**Given records**
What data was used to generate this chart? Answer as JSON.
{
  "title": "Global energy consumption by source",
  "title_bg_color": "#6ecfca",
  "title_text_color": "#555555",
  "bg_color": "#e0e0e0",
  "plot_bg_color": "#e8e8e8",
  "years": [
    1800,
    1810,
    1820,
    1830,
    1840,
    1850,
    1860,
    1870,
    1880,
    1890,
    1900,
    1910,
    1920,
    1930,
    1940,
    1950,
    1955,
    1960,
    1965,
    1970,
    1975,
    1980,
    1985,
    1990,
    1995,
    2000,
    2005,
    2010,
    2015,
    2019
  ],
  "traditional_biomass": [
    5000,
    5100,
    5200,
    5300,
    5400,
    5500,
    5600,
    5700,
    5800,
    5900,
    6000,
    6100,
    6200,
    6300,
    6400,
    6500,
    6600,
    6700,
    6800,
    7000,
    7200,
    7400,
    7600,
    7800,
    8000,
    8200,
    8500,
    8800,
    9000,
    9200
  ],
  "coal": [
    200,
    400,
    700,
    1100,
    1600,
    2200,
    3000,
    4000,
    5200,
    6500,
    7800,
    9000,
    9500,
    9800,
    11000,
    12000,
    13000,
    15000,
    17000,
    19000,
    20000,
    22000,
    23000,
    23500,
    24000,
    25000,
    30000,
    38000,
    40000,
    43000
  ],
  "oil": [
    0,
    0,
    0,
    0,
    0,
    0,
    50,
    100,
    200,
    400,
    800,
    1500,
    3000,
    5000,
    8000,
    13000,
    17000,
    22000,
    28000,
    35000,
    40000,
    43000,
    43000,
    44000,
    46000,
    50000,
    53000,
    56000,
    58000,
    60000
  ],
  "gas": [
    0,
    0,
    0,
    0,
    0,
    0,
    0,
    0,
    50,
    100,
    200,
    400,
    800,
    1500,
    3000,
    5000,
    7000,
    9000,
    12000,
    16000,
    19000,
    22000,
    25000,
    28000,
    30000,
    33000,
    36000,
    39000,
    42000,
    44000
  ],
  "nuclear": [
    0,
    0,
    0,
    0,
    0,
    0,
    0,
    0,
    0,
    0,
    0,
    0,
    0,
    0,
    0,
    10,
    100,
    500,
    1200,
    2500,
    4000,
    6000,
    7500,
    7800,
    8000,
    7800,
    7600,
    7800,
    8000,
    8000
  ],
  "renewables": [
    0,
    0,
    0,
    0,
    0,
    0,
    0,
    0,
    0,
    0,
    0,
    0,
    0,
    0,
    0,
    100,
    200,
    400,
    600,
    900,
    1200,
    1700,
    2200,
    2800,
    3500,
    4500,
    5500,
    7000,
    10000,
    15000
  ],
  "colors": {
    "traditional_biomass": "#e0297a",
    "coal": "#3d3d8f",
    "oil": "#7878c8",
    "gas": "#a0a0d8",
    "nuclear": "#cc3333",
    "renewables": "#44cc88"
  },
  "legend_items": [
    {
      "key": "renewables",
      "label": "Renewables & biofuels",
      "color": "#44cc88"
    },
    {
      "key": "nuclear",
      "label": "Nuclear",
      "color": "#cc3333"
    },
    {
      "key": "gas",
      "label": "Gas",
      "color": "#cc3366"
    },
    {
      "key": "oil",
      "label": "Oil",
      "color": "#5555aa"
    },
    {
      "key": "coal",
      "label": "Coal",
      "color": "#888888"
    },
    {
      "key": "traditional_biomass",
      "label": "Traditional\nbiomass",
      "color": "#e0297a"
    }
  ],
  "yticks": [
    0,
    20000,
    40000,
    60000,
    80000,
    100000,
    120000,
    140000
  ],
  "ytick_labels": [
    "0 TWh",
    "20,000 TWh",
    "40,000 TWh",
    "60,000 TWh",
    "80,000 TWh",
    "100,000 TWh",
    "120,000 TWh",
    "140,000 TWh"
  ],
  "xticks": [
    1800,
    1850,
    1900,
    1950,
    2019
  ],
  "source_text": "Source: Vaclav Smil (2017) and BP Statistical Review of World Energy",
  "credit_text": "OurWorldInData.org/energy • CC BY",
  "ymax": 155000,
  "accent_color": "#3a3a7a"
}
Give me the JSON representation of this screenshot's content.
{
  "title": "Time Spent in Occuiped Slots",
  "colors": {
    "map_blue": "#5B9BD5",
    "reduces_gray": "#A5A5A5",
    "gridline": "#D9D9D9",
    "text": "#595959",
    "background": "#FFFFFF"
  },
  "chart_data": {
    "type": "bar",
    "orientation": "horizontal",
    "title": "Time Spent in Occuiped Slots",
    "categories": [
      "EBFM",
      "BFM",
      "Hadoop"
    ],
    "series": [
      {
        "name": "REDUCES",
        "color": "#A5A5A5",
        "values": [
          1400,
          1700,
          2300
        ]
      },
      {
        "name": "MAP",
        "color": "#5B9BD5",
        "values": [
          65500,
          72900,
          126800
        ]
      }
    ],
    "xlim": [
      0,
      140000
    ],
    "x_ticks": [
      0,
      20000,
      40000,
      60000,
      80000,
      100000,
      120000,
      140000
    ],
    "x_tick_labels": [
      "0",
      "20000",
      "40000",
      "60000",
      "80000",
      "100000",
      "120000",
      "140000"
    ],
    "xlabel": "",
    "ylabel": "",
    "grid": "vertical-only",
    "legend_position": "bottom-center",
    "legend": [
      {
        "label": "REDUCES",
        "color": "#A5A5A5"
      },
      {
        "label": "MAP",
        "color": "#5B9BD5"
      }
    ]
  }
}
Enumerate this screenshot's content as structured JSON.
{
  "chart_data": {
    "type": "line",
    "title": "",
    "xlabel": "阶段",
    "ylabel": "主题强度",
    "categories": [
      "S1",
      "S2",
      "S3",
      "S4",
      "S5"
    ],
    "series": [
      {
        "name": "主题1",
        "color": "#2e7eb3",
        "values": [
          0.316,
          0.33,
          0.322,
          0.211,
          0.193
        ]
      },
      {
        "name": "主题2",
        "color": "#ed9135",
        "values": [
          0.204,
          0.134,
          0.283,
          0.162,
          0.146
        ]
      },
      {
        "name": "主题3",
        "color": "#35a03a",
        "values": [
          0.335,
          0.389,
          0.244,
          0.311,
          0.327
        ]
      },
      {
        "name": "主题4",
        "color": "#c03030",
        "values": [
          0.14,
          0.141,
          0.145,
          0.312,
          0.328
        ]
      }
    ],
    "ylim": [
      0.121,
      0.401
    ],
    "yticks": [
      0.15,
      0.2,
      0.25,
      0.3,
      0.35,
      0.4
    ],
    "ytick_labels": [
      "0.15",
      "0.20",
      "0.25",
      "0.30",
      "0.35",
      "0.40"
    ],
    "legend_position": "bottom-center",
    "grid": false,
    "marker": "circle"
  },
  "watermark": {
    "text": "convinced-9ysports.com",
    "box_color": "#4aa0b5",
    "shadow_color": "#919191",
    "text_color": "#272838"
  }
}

**Work to complete**
Write the material out exactly, with nothing left out.

**Exercise output**
What data was used to generate this chart? Answer as JSON.
{
  "title": "Global energy consumption by source",
  "title_bg_color": "#6ecfca",
  "title_text_color": "#555555",
  "bg_color": "#e0e0e0",
  "plot_bg_color": "#e8e8e8",
  "years": [
    1800,
    1810,
    1820,
    1830,
    1840,
    1850,
    1860,
    1870,
    1880,
    1890,
    1900,
    1910,
    1920,
    1930,
    1940,
    1950,
    1955,
    1960,
    1965,
    1970,
    1975,
    1980,
    1985,
    1990,
    1995,
    2000,
    2005,
    2010,
    2015,
    2019
  ],
  "traditional_biomass": [
    5000,
    5100,
    5200,
    5300,
    5400,
    5500,
    5600,
    5700,
    5800,
    5900,
    6000,
    6100,
    6200,
    6300,
    6400,
    6500,
    6600,
    6700,
    6800,
    7000,
    7200,
    7400,
    7600,
    7800,
    8000,
    8200,
    8500,
    8800,
    9000,
    9200
  ],
  "coal": [
    200,
    400,
    700,
    1100,
    1600,
    2200,
    3000,
    4000,
    5200,
    6500,
    7800,
    9000,
    9500,
    9800,
    11000,
    12000,
    13000,
    15000,
    17000,
    19000,
    20000,
    22000,
    23000,
    23500,
    24000,
    25000,
    30000,
    38000,
    40000,
    43000
  ],
  "oil": [
    0,
    0,
    0,
    0,
    0,
    0,
    50,
    100,
    200,
    400,
    800,
    1500,
    3000,
    5000,
    8000,
    13000,
    17000,
    22000,
    28000,
    35000,
    40000,
    43000,
    43000,
    44000,
    46000,
    50000,
    53000,
    56000,
    58000,
    60000
  ],
  "gas": [
    0,
    0,
    0,
    0,
    0,
    0,
    0,
    0,
    50,
    100,
    200,
    400,
    800,
    1500,
    3000,
    5000,
    7000,
    9000,
    12000,
    16000,
    19000,
    22000,
    25000,
    28000,
    30000,
    33000,
    36000,
    39000,
    42000,
    44000
  ],
  "nuclear": [
    0,
    0,
    0,
    0,
    0,
    0,
    0,
    0,
    0,
    0,
    0,
    0,
    0,
    0,
    0,
    10,
    100,
    500,
    1200,
    2500,
    4000,
    6000,
    7500,
    7800,
    8000,
    7800,
    7600,
    7800,
    8000,
    8000
  ],
  "renewables": [
    0,
    0,
    0,
    0,
    0,
    0,
    0,
    0,
    0,
    0,
    0,
    0,
    0,
    0,
    0,
    100,
    200,
    400,
    600,
    900,
    1200,
    1700,
    2200,
    2800,
    3500,
    4500,
    5500,
    7000,
    10000,
    15000
  ],
  "colors": {
    "traditional_biomass": "#e0297a",
    "coal": "#3d3d8f",
    "oil": "#7878c8",
    "gas": "#a0a0d8",
    "nuclear": "#cc3333",
    "renewables": "#44cc88"
  },
  "legend_items": [
    {
      "key": "renewables",
      "label": "Renewables & biofuels",
      "color": "#44cc88"
    },
    {
      "key": "nuclear",
      "label": "Nuclear",
      "color": "#cc3333"
    },
    {
      "key": "gas",
      "label": "Gas",
      "color": "#cc3366"
    },
    {
      "key": "oil",
      "label": "Oil",
      "color": "#5555aa"
    },
    {
      "key": "coal",
      "label": "Coal",
      "color": "#888888"
    },
    {
      "key": "traditional_biomass",
      "label": "Traditional\nbiomass",
      "color": "#e0297a"
    }
  ],
  "yticks": [
    0,
    20000,
    40000,
    60000,
    80000,
    100000,
    120000,
    140000
  ],
  "ytick_labels": [
    "0 TWh",
    "20,000 TWh",
    "40,000 TWh",
    "60,000 TWh",
    "80,000 TWh",
    "100,000 TWh",
    "120,000 TWh",
    "140,000 TWh"
  ],
  "xticks": [
    1800,
    1850,
    1900,
    1950,
    2019
  ],
  "source_text": "Source: Vaclav Smil (2017) and BP Statistical Review of World Energy",
  "credit_text": "OurWorldInData.org/energy • CC BY",
  "ymax": 155000,
  "accent_color": "#3a3a7a"
}
Give me the JSON representation of this screenshot's content.
{
  "title": "Time Spent in Occuiped Slots",
  "colors": {
    "map_blue": "#5B9BD5",
    "reduces_gray": "#A5A5A5",
    "gridline": "#D9D9D9",
    "text": "#595959",
    "background": "#FFFFFF"
  },
  "chart_data": {
    "type": "bar",
    "orientation": "horizontal",
    "title": "Time Spent in Occuiped Slots",
    "categories": [
      "EBFM",
      "BFM",
      "Hadoop"
    ],
    "series": [
      {
        "name": "REDUCES",
        "color": "#A5A5A5",
        "values": [
          1400,
          1700,
          2300
        ]
      },
      {
        "name": "MAP",
        "color": "#5B9BD5",
        "values": [
          65500,
          72900,
          126800
        ]
      }
    ],
    "xlim": [
      0,
      140000
    ],
    "x_ticks": [
      0,
      20000,
      40000,
      60000,
      80000,
      100000,
      120000,
      140000
    ],
    "x_tick_labels": [
      "0",
      "20000",
      "40000",
      "60000",
      "80000",
      "100000",
      "120000",
      "140000"
    ],
    "xlabel": "",
    "ylabel": "",
    "grid": "vertical-only",
    "legend_position": "bottom-center",
    "legend": [
      {
        "label": "REDUCES",
        "color": "#A5A5A5"
      },
      {
        "label": "MAP",
        "color": "#5B9BD5"
      }
    ]
  }
}
Enumerate this screenshot's content as structured JSON.
{
  "chart_data": {
    "type": "line",
    "title": "",
    "xlabel": "阶段",
    "ylabel": "主题强度",
    "categories": [
      "S1",
      "S2",
      "S3",
      "S4",
      "S5"
    ],
    "series": [
      {
        "name": "主题1",
        "color": "#2e7eb3",
        "values": [
          0.316,
          0.33,
          0.322,
          0.211,
          0.193
        ]
      },
      {
        "name": "主题2",
        "color": "#ed9135",
        "values": [
          0.204,
          0.134,
          0.283,
          0.162,
          0.146
        ]
      },
      {
        "name": "主题3",
        "color": "#35a03a",
        "values": [
          0.335,
          0.389,
          0.244,
          0.311,
          0.327
        ]
      },
      {
        "name": "主题4",
        "color": "#c03030",
        "values": [
          0.14,
          0.141,
          0.145,
          0.312,
          0.328
        ]
      }
    ],
    "ylim": [
      0.121,
      0.401
    ],
    "yticks": [
      0.15,
      0.2,
      0.25,
      0.3,
      0.35,
      0.4
    ],
    "ytick_labels": [
      "0.15",
      "0.20",
      "0.25",
      "0.30",
      "0.35",
      "0.40"
    ],
    "legend_position": "bottom-center",
    "grid": false,
    "marker": "circle"
  },
  "watermark": {
    "text": "convinced-9ysports.com",
    "box_color": "#4aa0b5",
    "shadow_color": "#919191",
    "text_color": "#272838"
  }
}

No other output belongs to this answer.